The records
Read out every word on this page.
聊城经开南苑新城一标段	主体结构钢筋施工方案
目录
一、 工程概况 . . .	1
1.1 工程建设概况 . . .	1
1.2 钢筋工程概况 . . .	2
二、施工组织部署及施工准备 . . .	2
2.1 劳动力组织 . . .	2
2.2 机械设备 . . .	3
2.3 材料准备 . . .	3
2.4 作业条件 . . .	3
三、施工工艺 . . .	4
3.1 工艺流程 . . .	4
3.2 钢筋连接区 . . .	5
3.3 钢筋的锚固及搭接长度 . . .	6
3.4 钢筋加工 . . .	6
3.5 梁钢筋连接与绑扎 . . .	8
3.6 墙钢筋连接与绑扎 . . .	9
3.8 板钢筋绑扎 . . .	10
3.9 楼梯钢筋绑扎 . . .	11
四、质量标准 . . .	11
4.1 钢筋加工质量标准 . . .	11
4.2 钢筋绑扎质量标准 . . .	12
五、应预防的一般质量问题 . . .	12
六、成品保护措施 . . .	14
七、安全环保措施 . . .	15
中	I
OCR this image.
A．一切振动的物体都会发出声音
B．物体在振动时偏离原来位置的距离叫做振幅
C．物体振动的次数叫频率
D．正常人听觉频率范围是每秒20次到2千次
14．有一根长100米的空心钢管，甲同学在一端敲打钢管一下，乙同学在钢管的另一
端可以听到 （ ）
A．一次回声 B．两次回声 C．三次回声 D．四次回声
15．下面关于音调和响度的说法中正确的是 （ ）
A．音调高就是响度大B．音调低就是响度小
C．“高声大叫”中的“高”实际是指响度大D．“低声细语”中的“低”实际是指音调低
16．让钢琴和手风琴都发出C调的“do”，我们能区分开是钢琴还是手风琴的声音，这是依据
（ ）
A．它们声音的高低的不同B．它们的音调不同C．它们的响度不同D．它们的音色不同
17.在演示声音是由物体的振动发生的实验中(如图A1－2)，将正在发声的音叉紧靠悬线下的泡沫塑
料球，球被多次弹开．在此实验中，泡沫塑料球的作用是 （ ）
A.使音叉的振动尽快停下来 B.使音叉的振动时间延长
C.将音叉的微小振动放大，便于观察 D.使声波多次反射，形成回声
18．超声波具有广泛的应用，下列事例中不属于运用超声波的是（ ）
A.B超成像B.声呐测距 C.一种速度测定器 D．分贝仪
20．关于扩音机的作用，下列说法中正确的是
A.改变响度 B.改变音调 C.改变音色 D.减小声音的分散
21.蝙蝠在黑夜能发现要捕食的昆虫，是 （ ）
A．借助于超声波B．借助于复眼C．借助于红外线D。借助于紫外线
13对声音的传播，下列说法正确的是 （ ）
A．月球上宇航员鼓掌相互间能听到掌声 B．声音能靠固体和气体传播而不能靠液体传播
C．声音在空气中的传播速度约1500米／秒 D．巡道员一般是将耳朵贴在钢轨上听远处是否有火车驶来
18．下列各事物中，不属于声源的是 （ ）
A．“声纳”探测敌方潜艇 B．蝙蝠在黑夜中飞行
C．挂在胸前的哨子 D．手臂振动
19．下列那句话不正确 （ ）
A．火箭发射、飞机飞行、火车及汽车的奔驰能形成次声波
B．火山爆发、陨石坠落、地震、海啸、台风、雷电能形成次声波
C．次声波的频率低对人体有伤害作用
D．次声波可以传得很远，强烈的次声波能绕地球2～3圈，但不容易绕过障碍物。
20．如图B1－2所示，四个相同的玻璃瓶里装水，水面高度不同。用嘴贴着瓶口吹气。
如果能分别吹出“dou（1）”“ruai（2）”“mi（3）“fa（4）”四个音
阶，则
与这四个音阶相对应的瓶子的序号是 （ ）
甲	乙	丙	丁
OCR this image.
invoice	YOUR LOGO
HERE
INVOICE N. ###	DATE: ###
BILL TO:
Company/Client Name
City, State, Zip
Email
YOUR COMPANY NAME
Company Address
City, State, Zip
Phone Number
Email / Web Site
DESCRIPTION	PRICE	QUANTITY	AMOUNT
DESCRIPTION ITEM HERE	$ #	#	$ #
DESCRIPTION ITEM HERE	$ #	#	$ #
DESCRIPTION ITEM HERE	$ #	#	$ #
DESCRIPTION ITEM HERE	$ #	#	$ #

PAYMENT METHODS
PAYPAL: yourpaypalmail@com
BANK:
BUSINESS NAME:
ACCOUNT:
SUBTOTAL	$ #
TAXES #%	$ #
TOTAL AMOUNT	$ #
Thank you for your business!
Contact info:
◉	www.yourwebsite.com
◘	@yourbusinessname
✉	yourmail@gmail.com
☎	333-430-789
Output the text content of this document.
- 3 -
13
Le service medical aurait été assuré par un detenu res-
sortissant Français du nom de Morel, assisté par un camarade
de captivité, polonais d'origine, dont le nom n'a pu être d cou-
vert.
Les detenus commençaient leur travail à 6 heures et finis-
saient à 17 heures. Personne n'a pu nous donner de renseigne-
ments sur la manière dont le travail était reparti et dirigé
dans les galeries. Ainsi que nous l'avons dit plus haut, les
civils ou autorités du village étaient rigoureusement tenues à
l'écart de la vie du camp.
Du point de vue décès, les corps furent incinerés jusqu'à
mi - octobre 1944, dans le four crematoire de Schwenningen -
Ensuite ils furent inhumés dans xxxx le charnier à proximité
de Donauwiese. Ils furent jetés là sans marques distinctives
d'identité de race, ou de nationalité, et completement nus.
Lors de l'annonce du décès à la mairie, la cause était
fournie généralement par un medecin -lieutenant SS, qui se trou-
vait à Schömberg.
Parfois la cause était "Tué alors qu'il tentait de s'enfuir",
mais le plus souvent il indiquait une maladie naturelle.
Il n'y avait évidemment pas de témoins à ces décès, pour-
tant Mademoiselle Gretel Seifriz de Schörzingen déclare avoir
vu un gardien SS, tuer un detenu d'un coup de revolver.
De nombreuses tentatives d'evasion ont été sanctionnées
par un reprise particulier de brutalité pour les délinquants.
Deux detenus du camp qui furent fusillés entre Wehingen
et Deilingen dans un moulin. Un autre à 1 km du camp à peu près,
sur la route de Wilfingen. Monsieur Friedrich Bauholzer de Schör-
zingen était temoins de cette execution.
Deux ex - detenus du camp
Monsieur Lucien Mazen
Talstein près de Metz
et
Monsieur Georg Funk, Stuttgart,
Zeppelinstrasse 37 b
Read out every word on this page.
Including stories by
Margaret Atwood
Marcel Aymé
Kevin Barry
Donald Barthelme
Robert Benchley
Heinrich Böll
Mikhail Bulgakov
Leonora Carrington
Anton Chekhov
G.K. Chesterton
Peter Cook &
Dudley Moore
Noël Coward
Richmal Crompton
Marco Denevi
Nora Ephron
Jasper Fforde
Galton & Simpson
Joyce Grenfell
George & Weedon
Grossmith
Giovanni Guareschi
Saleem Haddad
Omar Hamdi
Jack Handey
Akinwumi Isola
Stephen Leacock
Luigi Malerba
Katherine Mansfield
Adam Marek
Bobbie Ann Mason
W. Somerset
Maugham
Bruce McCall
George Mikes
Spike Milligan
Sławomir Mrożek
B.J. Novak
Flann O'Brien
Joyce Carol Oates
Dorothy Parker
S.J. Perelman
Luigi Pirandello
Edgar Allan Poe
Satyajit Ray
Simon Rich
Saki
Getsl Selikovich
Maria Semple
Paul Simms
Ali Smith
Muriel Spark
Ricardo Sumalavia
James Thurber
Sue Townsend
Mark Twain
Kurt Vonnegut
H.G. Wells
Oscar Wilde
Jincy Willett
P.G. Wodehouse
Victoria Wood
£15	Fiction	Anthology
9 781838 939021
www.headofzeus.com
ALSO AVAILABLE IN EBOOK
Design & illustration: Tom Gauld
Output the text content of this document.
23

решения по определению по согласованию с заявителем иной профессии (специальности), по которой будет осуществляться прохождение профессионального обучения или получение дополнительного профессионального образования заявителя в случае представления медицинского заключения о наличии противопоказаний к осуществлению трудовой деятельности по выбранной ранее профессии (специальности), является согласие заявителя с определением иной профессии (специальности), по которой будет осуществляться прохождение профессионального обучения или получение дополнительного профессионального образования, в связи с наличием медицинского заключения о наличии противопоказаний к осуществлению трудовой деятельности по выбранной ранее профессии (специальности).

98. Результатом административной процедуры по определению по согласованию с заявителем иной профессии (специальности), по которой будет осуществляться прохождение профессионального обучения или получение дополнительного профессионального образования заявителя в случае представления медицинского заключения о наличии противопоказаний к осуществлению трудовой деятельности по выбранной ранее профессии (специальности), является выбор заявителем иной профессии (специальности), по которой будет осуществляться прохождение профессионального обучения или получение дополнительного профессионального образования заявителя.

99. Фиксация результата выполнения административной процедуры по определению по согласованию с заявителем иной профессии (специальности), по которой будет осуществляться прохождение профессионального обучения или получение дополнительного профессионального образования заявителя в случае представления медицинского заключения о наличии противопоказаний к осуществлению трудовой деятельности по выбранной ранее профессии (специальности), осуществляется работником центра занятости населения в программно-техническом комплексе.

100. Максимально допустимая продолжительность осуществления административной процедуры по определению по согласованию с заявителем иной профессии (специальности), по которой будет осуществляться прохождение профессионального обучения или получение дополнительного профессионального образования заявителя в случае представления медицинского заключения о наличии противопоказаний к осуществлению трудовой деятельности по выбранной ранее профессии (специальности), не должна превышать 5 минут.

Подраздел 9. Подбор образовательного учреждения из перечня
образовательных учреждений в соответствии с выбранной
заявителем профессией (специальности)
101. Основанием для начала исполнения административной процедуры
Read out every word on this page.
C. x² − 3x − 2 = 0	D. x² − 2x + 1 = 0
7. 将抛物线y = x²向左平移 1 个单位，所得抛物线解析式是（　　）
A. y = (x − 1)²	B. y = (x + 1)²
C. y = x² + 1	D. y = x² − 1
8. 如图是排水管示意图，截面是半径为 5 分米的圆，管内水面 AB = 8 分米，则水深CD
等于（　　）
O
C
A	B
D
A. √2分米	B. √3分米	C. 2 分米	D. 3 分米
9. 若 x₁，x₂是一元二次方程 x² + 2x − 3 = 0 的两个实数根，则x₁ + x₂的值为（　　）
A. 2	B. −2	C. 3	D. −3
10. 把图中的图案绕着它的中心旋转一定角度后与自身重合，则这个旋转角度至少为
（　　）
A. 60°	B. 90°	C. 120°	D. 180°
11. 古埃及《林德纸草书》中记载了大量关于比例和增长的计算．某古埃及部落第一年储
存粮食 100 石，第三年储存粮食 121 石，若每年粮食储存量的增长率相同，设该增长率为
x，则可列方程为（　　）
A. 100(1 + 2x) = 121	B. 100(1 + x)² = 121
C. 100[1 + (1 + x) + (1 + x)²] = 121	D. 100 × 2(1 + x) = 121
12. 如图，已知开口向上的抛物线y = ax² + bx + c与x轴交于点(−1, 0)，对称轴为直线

Stated task
A line counts if it holds the word "décès". How many lines of the entries count? Give the number only.

Exercise response
3